Data -

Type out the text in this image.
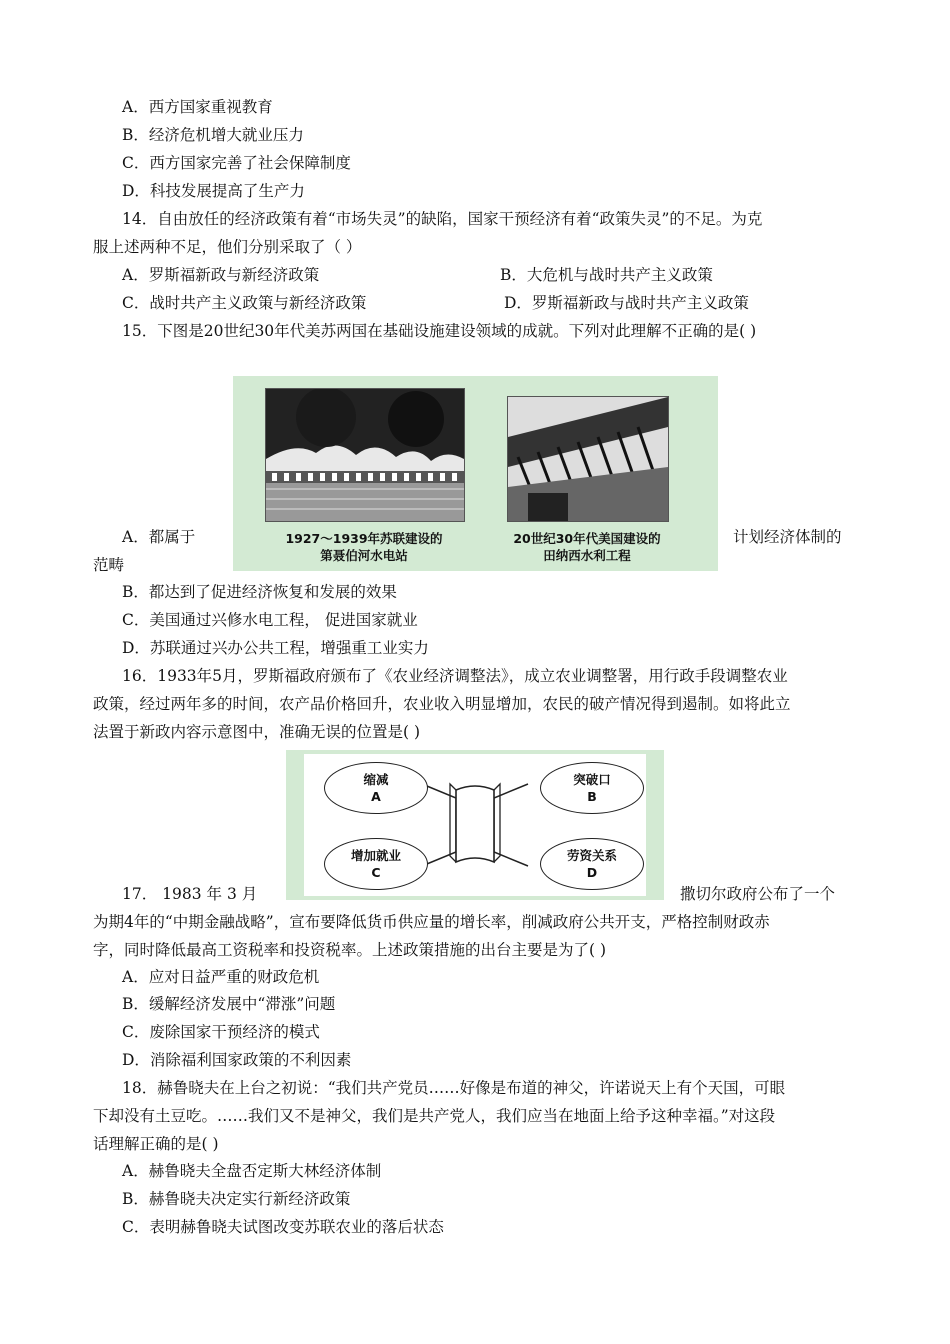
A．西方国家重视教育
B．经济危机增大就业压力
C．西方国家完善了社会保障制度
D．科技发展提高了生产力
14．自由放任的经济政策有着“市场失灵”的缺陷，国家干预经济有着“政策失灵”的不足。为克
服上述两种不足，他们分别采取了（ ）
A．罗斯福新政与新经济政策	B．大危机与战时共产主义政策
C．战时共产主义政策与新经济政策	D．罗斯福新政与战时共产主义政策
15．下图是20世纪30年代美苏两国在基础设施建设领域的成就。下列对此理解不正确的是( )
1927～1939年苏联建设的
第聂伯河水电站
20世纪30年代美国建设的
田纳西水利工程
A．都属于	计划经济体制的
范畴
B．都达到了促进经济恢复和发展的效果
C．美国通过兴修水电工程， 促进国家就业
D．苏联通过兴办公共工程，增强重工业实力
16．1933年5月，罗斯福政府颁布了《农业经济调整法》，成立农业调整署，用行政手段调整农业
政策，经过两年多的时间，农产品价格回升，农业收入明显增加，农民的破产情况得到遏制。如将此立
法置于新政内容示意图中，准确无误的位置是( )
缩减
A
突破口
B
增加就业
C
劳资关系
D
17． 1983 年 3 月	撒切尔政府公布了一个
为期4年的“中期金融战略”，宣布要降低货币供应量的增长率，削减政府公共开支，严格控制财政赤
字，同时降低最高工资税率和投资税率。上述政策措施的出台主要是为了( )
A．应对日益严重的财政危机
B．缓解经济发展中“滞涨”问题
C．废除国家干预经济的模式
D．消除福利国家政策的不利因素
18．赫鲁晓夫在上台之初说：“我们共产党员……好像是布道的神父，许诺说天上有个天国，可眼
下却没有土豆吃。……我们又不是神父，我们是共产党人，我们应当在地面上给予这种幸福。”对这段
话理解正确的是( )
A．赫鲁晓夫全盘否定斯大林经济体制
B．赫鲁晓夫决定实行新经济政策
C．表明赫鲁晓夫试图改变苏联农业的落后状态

Requirements -
Using the data above, print every line exactly, omitting pictures.

Task response -
Type out the text in this image.
A．西方国家重视教育
B．经济危机增大就业压力
C．西方国家完善了社会保障制度
D．科技发展提高了生产力
14．自由放任的经济政策有着“市场失灵”的缺陷，国家干预经济有着“政策失灵”的不足。为克
服上述两种不足，他们分别采取了（ ）
A．罗斯福新政与新经济政策	B．大危机与战时共产主义政策
C．战时共产主义政策与新经济政策	D．罗斯福新政与战时共产主义政策
15．下图是20世纪30年代美苏两国在基础设施建设领域的成就。下列对此理解不正确的是( )
1927～1939年苏联建设的
第聂伯河水电站
20世纪30年代美国建设的
田纳西水利工程
A．都属于	计划经济体制的
范畴
B．都达到了促进经济恢复和发展的效果
C．美国通过兴修水电工程， 促进国家就业
D．苏联通过兴办公共工程，增强重工业实力
16．1933年5月，罗斯福政府颁布了《农业经济调整法》，成立农业调整署，用行政手段调整农业
政策，经过两年多的时间，农产品价格回升，农业收入明显增加，农民的破产情况得到遏制。如将此立
法置于新政内容示意图中，准确无误的位置是( )
缩减
A
突破口
B
增加就业
C
劳资关系
D
17． 1983 年 3 月	撒切尔政府公布了一个
为期4年的“中期金融战略”，宣布要降低货币供应量的增长率，削减政府公共开支，严格控制财政赤
字，同时降低最高工资税率和投资税率。上述政策措施的出台主要是为了( )
A．应对日益严重的财政危机
B．缓解经济发展中“滞涨”问题
C．废除国家干预经济的模式
D．消除福利国家政策的不利因素
18．赫鲁晓夫在上台之初说：“我们共产党员……好像是布道的神父，许诺说天上有个天国，可眼
下却没有土豆吃。……我们又不是神父，我们是共产党人，我们应当在地面上给予这种幸福。”对这段
话理解正确的是( )
A．赫鲁晓夫全盘否定斯大林经济体制
B．赫鲁晓夫决定实行新经济政策
C．表明赫鲁晓夫试图改变苏联农业的落后状态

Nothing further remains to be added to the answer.